• **Task goal**: Using the data beneath, show every line that includes the word "content".

(Dataset entries on figures)
┄┄┄┄┄┄┄┄┄┄
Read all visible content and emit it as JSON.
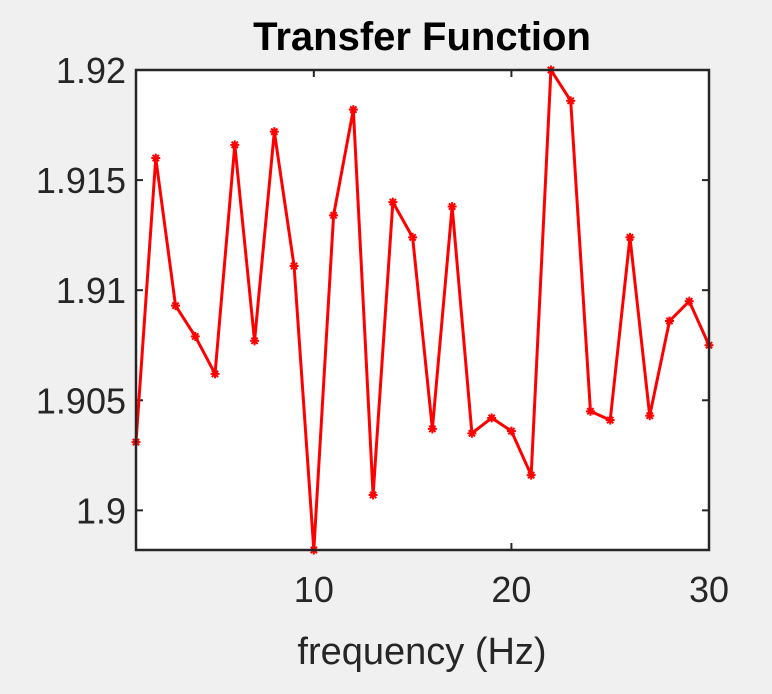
{
  "chart_data": {
    "type": "line",
    "title": "Transfer Function",
    "xlabel": "frequency (Hz)",
    "ylabel": "",
    "xlim": [
      1,
      30
    ],
    "ylim": [
      1.8982,
      1.92
    ],
    "x_ticks": [
      10,
      20,
      30
    ],
    "x_tick_labels": [
      "10",
      "20",
      "30"
    ],
    "y_ticks": [
      1.9,
      1.905,
      1.91,
      1.915,
      1.92
    ],
    "y_tick_labels": [
      "1.9",
      "1.905",
      "1.91",
      "1.915",
      "1.92"
    ],
    "grid": false,
    "legend": "none",
    "series": [
      {
        "color": "#ff0000",
        "marker": "asterisk",
        "x": [
          1,
          2,
          3,
          4,
          5,
          6,
          7,
          8,
          9,
          10,
          11,
          12,
          13,
          14,
          15,
          16,
          17,
          18,
          19,
          20,
          21,
          22,
          23,
          24,
          25,
          26,
          27,
          28,
          29,
          30
        ],
        "y": [
          1.9031,
          1.916,
          1.9093,
          1.9079,
          1.9062,
          1.9166,
          1.9077,
          1.9172,
          1.9111,
          1.8982,
          1.9134,
          1.9182,
          1.9007,
          1.914,
          1.9124,
          1.9037,
          1.9138,
          1.9035,
          1.9042,
          1.9036,
          1.9016,
          1.92,
          1.9186,
          1.9045,
          1.9041,
          1.9124,
          1.9043,
          1.9086,
          1.9095,
          1.9075
        ]
      }
    ]
  },
  "style": {
    "background": "#f0f0f0",
    "axes_background": "#ffffff",
    "axes_color": "#262626"
  }
}
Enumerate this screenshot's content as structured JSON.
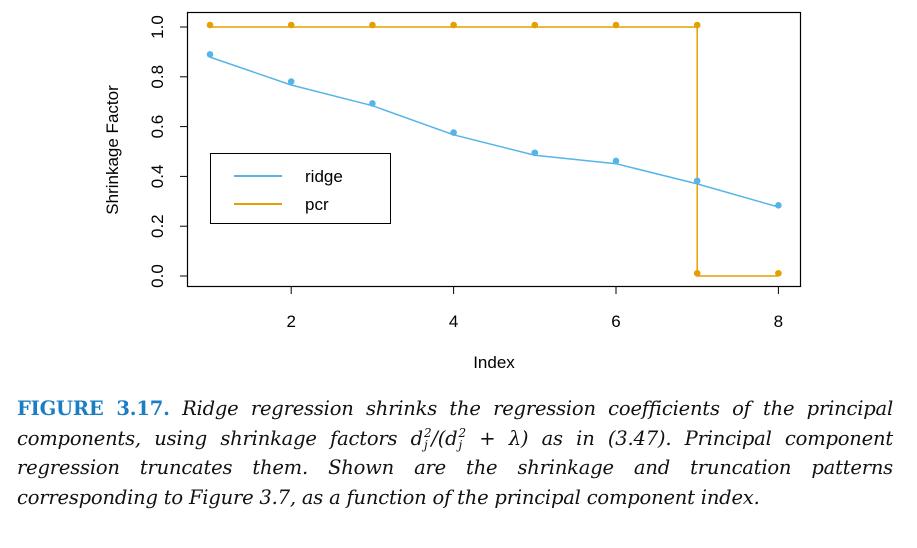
┄┄┄┄┄┄┄┄┄┄
• **Result of the exercise**:
Read all visible content and emit it as JSON.
Enumerate this screenshot's content as structured JSON.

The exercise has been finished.